-- START OF Data provided --

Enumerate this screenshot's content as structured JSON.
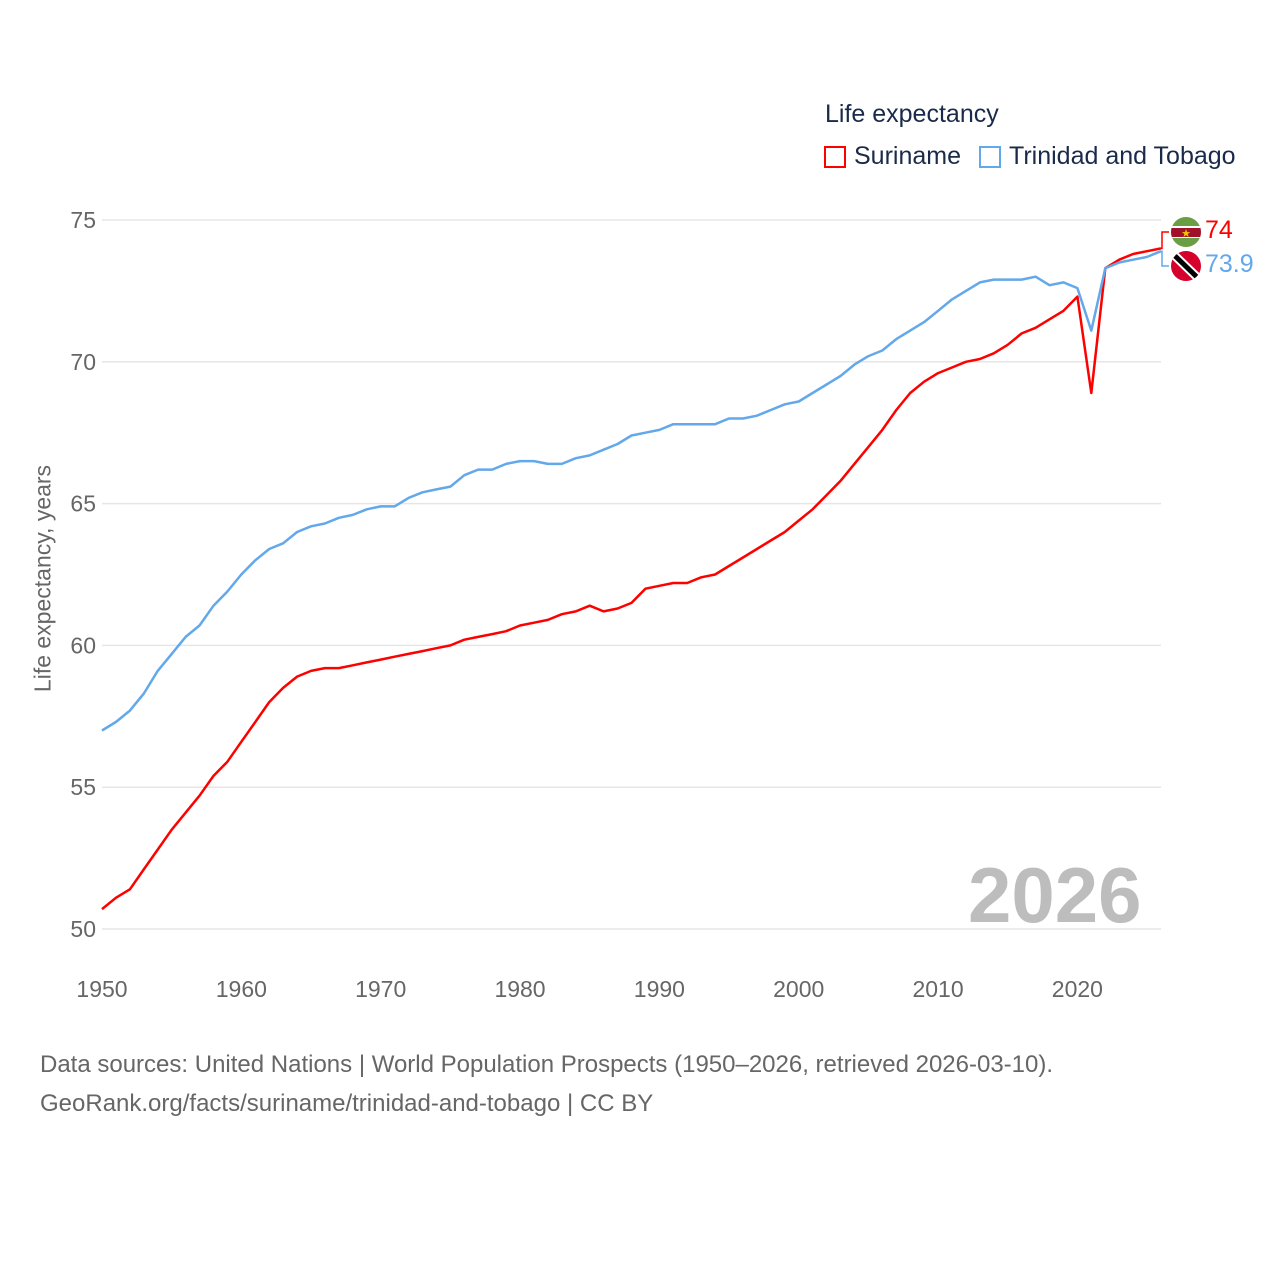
{
  "legend": {
    "title": "Life expectancy",
    "items": [
      {
        "label": "Suriname",
        "color": "#ff0000"
      },
      {
        "label": "Trinidad and Tobago",
        "color": "#62a8ea"
      }
    ]
  },
  "year_watermark": "2026",
  "end_labels": {
    "suriname": "74",
    "trinidad": "73.9"
  },
  "footer": {
    "line1": "Data sources: United Nations | World Population Prospects (1950–2026, retrieved 2026-03-10).",
    "line2": "GeoRank.org/facts/suriname/trinidad-and-tobago | CC BY"
  },
  "chart_data": {
    "type": "line",
    "title": "Life expectancy",
    "xlabel": "",
    "ylabel": "Life expectancy, years",
    "xlim": [
      1950,
      2026
    ],
    "ylim": [
      50,
      75
    ],
    "xticks": [
      1950,
      1960,
      1970,
      1980,
      1990,
      2000,
      2010,
      2020
    ],
    "yticks": [
      50,
      55,
      60,
      65,
      70,
      75
    ],
    "grid": true,
    "legend_position": "top-right",
    "x_start": 1950,
    "series": [
      {
        "name": "Suriname",
        "color": "#ff0000",
        "values": [
          50.7,
          51.1,
          51.4,
          52.1,
          52.8,
          53.5,
          54.1,
          54.7,
          55.4,
          55.9,
          56.6,
          57.3,
          58.0,
          58.5,
          58.9,
          59.1,
          59.2,
          59.2,
          59.3,
          59.4,
          59.5,
          59.6,
          59.7,
          59.8,
          59.9,
          60.0,
          60.2,
          60.3,
          60.4,
          60.5,
          60.7,
          60.8,
          60.9,
          61.1,
          61.2,
          61.4,
          61.2,
          61.3,
          61.5,
          62.0,
          62.1,
          62.2,
          62.2,
          62.4,
          62.5,
          62.8,
          63.1,
          63.4,
          63.7,
          64.0,
          64.4,
          64.8,
          65.3,
          65.8,
          66.4,
          67.0,
          67.6,
          68.3,
          68.9,
          69.3,
          69.6,
          69.8,
          70.0,
          70.1,
          70.3,
          70.6,
          71.0,
          71.2,
          71.5,
          71.8,
          72.3,
          68.9,
          73.3,
          73.6,
          73.8,
          73.9,
          74.0
        ]
      },
      {
        "name": "Trinidad and Tobago",
        "color": "#62a8ea",
        "values": [
          57.0,
          57.3,
          57.7,
          58.3,
          59.1,
          59.7,
          60.3,
          60.7,
          61.4,
          61.9,
          62.5,
          63.0,
          63.4,
          63.6,
          64.0,
          64.2,
          64.3,
          64.5,
          64.6,
          64.8,
          64.9,
          64.9,
          65.2,
          65.4,
          65.5,
          65.6,
          66.0,
          66.2,
          66.2,
          66.4,
          66.5,
          66.5,
          66.4,
          66.4,
          66.6,
          66.7,
          66.9,
          67.1,
          67.4,
          67.5,
          67.6,
          67.8,
          67.8,
          67.8,
          67.8,
          68.0,
          68.0,
          68.1,
          68.3,
          68.5,
          68.6,
          68.9,
          69.2,
          69.5,
          69.9,
          70.2,
          70.4,
          70.8,
          71.1,
          71.4,
          71.8,
          72.2,
          72.5,
          72.8,
          72.9,
          72.9,
          72.9,
          73.0,
          72.7,
          72.8,
          72.6,
          71.1,
          73.3,
          73.5,
          73.6,
          73.7,
          73.9
        ]
      }
    ]
  }
}
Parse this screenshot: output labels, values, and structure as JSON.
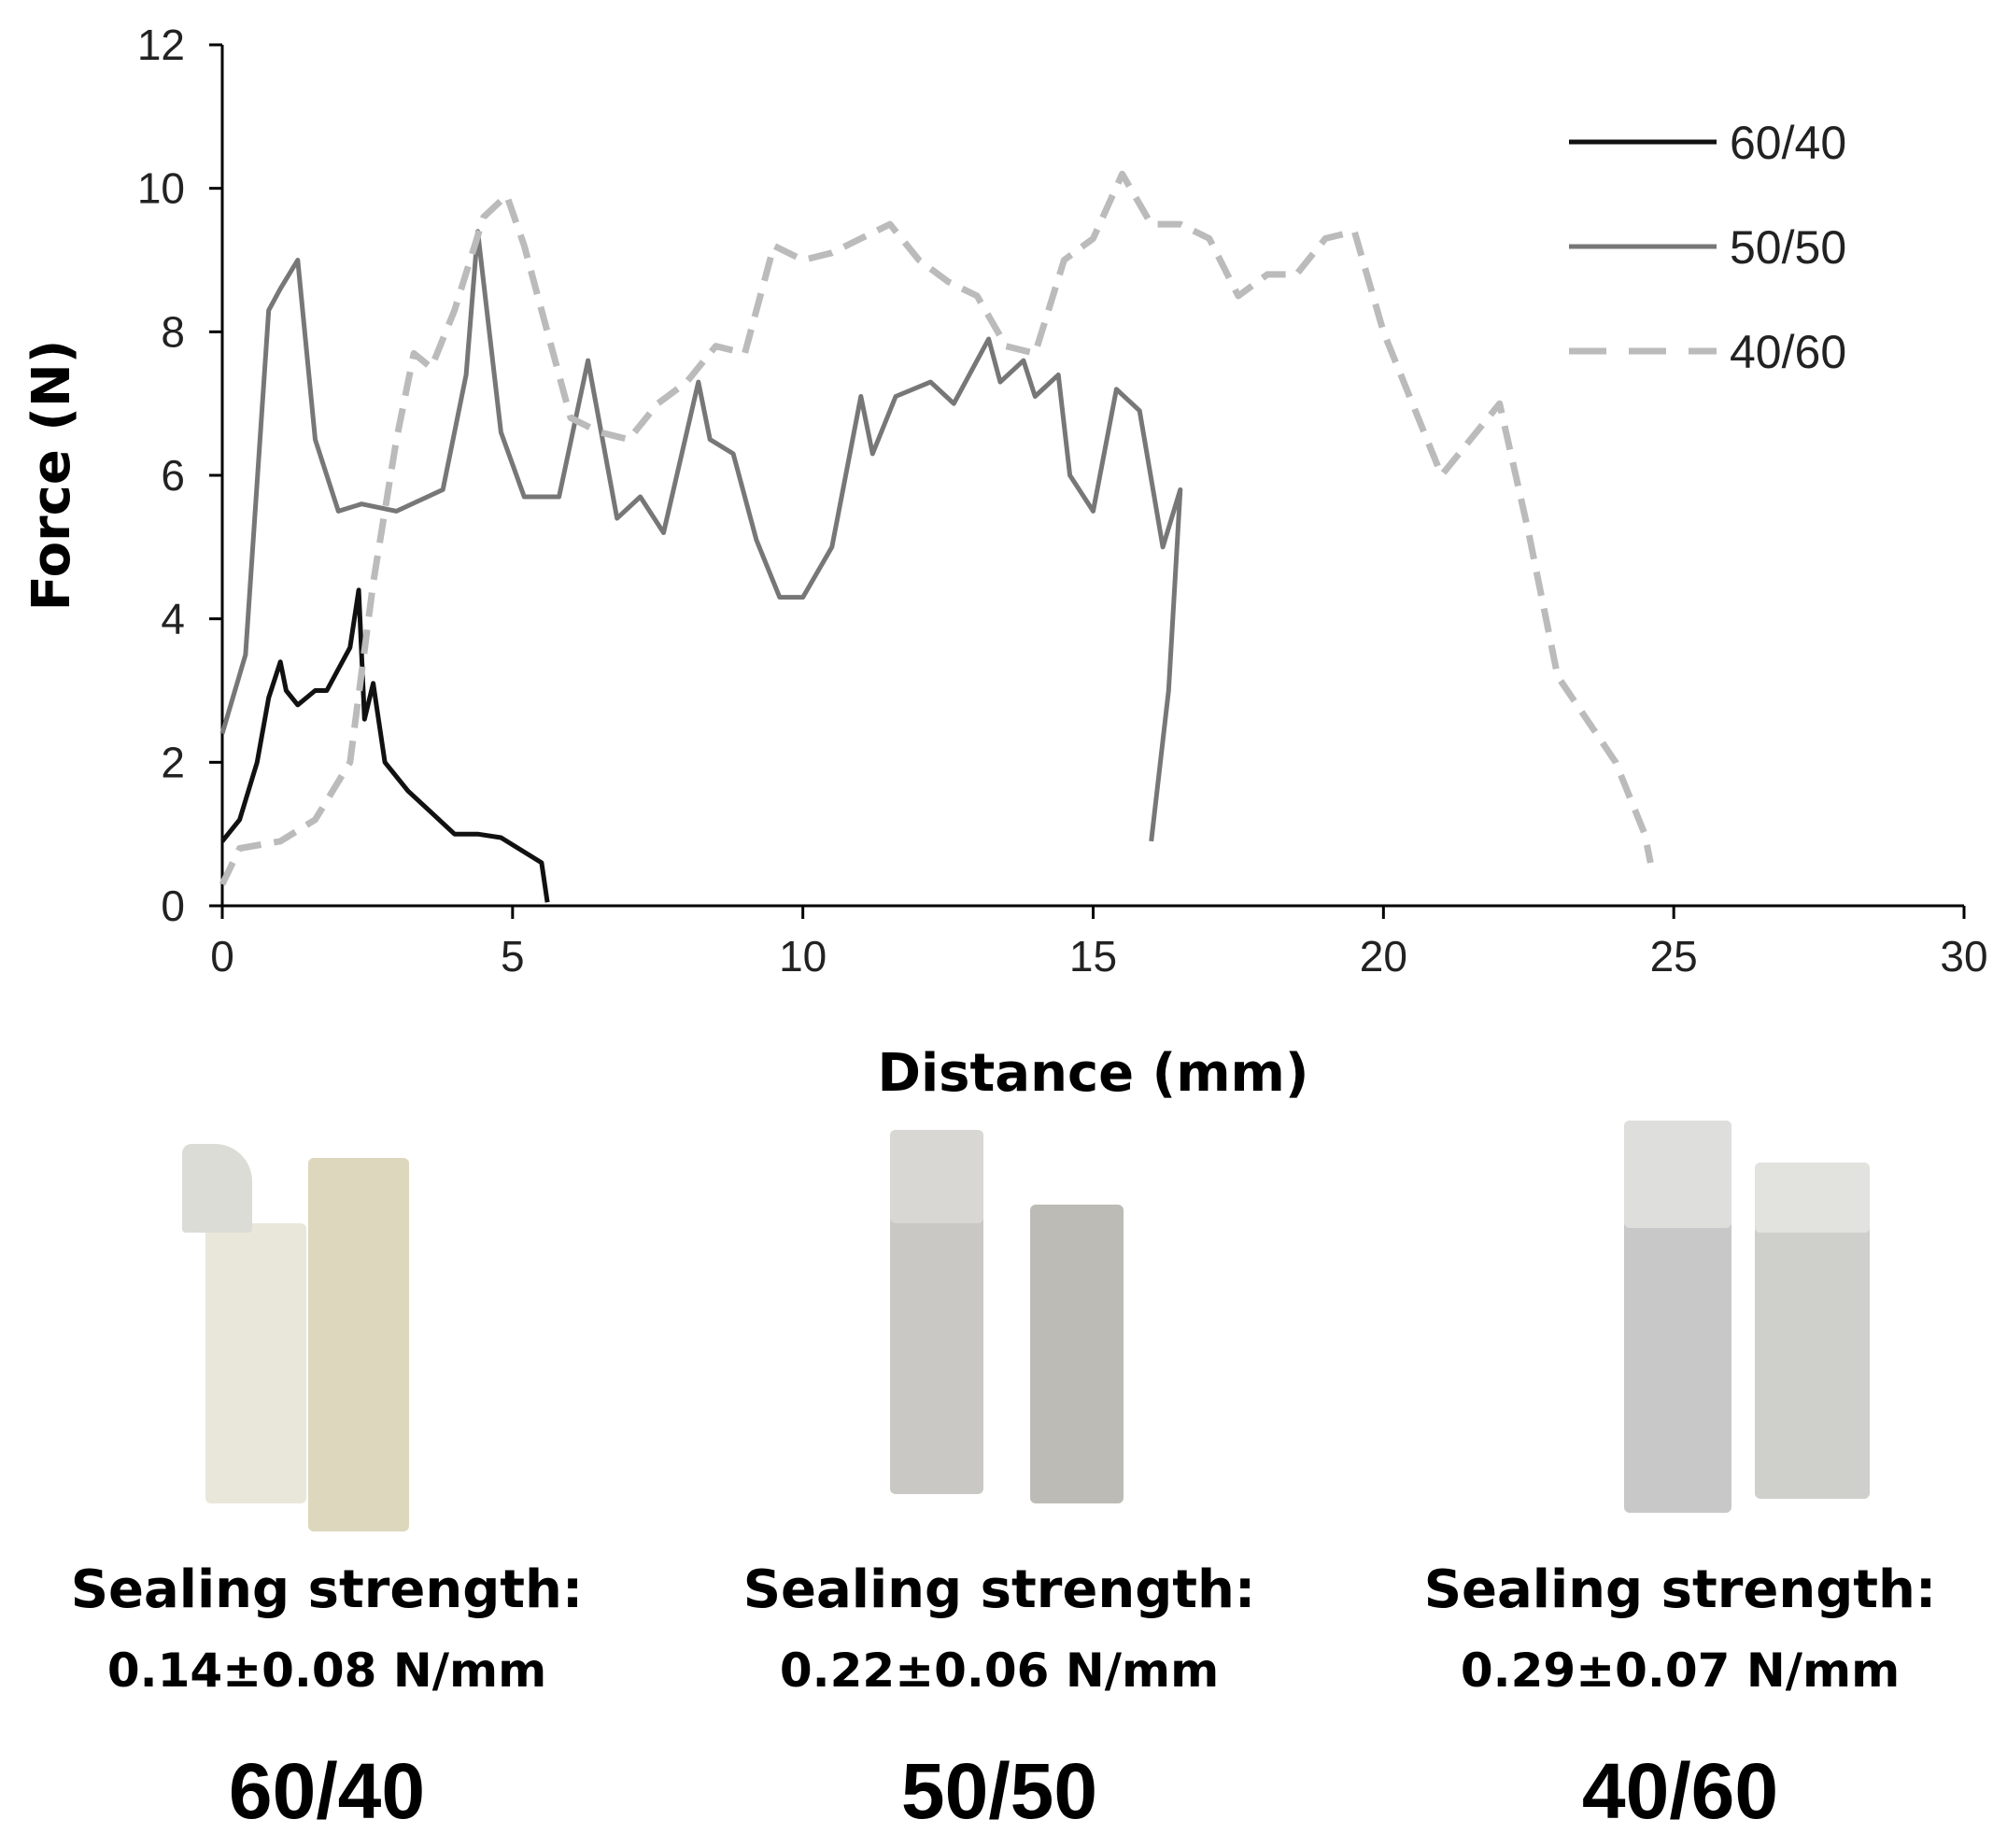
{
  "chart_data": {
    "type": "line",
    "xlabel": "Distance (mm)",
    "ylabel": "Force (N)",
    "xlim": [
      0,
      30
    ],
    "ylim": [
      0,
      12
    ],
    "xticks": [
      0,
      5,
      10,
      15,
      20,
      25,
      30
    ],
    "yticks": [
      0,
      2,
      4,
      6,
      8,
      10,
      12
    ],
    "grid": false,
    "legend": "top-right",
    "series": [
      {
        "name": "60/40",
        "color": "#111111",
        "style": "solid",
        "x": [
          0,
          0.3,
          0.6,
          0.8,
          1.0,
          1.1,
          1.3,
          1.6,
          1.8,
          2.0,
          2.2,
          2.35,
          2.45,
          2.6,
          2.8,
          3.2,
          3.6,
          4.0,
          4.4,
          4.8,
          5.2,
          5.5,
          5.6
        ],
        "y": [
          0.9,
          1.2,
          2.0,
          2.9,
          3.4,
          3.0,
          2.8,
          3.0,
          3.0,
          3.3,
          3.6,
          4.4,
          2.6,
          3.1,
          2.0,
          1.6,
          1.3,
          1.0,
          1.0,
          0.95,
          0.75,
          0.6,
          0.05
        ]
      },
      {
        "name": "50/50",
        "color": "#777777",
        "style": "solid",
        "x": [
          0,
          0.4,
          0.8,
          1.0,
          1.3,
          1.6,
          2.0,
          2.4,
          3.0,
          3.8,
          4.2,
          4.4,
          4.8,
          5.2,
          5.8,
          6.3,
          6.8,
          7.2,
          7.6,
          8.2,
          8.4,
          8.8,
          9.2,
          9.6,
          10.0,
          10.5,
          11.0,
          11.2,
          11.6,
          12.2,
          12.6,
          13.2,
          13.4,
          13.8,
          14.0,
          14.4,
          14.6,
          15.0,
          15.4,
          15.8,
          16.2,
          16.5,
          16.3,
          16.0
        ],
        "y": [
          2.4,
          3.5,
          8.3,
          8.6,
          9.0,
          6.5,
          5.5,
          5.6,
          5.5,
          5.8,
          7.4,
          9.4,
          6.6,
          5.7,
          5.7,
          7.6,
          5.4,
          5.7,
          5.2,
          7.3,
          6.5,
          6.3,
          5.1,
          4.3,
          4.3,
          5.0,
          7.1,
          6.3,
          7.1,
          7.3,
          7.0,
          7.9,
          7.3,
          7.6,
          7.1,
          7.4,
          6.0,
          5.5,
          7.2,
          6.9,
          5.0,
          5.8,
          3.0,
          0.9
        ]
      },
      {
        "name": "40/60",
        "color": "#bbbbbb",
        "style": "dashed",
        "x": [
          0,
          0.3,
          1.0,
          1.6,
          2.2,
          2.6,
          3.0,
          3.3,
          3.6,
          4.0,
          4.5,
          4.9,
          5.2,
          5.6,
          6.0,
          6.5,
          7.0,
          7.5,
          8.0,
          8.5,
          9.0,
          9.5,
          10.0,
          10.5,
          11.0,
          11.5,
          12.0,
          12.5,
          13.0,
          13.5,
          14.0,
          14.5,
          15.0,
          15.5,
          16.0,
          16.5,
          17.0,
          17.5,
          18.0,
          18.5,
          19.0,
          19.5,
          20.0,
          20.5,
          21.0,
          21.5,
          22.0,
          22.5,
          23.0,
          23.5,
          24.0,
          24.5,
          24.6
        ],
        "y": [
          0.3,
          0.8,
          0.9,
          1.2,
          2.0,
          4.5,
          6.5,
          7.7,
          7.5,
          8.3,
          9.6,
          9.9,
          9.2,
          8.0,
          6.8,
          6.6,
          6.5,
          7.0,
          7.3,
          7.8,
          7.7,
          9.2,
          9.0,
          9.1,
          9.3,
          9.5,
          9.0,
          8.7,
          8.5,
          7.8,
          7.7,
          9.0,
          9.3,
          10.2,
          9.5,
          9.5,
          9.3,
          8.5,
          8.8,
          8.8,
          9.3,
          9.4,
          8.0,
          7.0,
          6.0,
          6.5,
          7.0,
          5.2,
          3.2,
          2.6,
          2.0,
          1.0,
          0.6
        ]
      }
    ]
  },
  "samples": [
    {
      "caption_label": "Sealing strength:",
      "caption_value": "0.14±0.08 N/mm",
      "name": "60/40",
      "tint_a": "#e9e8dc",
      "tint_b": "#ddd8bd"
    },
    {
      "caption_label": "Sealing strength:",
      "caption_value": "0.22±0.06 N/mm",
      "name": "50/50",
      "tint_a": "#c9c8c4",
      "tint_b": "#bcbbb6"
    },
    {
      "caption_label": "Sealing strength:",
      "caption_value": "0.29±0.07 N/mm",
      "name": "40/60",
      "tint_a": "#c8c8c8",
      "tint_b": "#cfd0cc"
    }
  ]
}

-- END OF Data provided --

**Set task:**
Tell how many lines hold the string "color", giving the number and nothing else.

**In response:**
7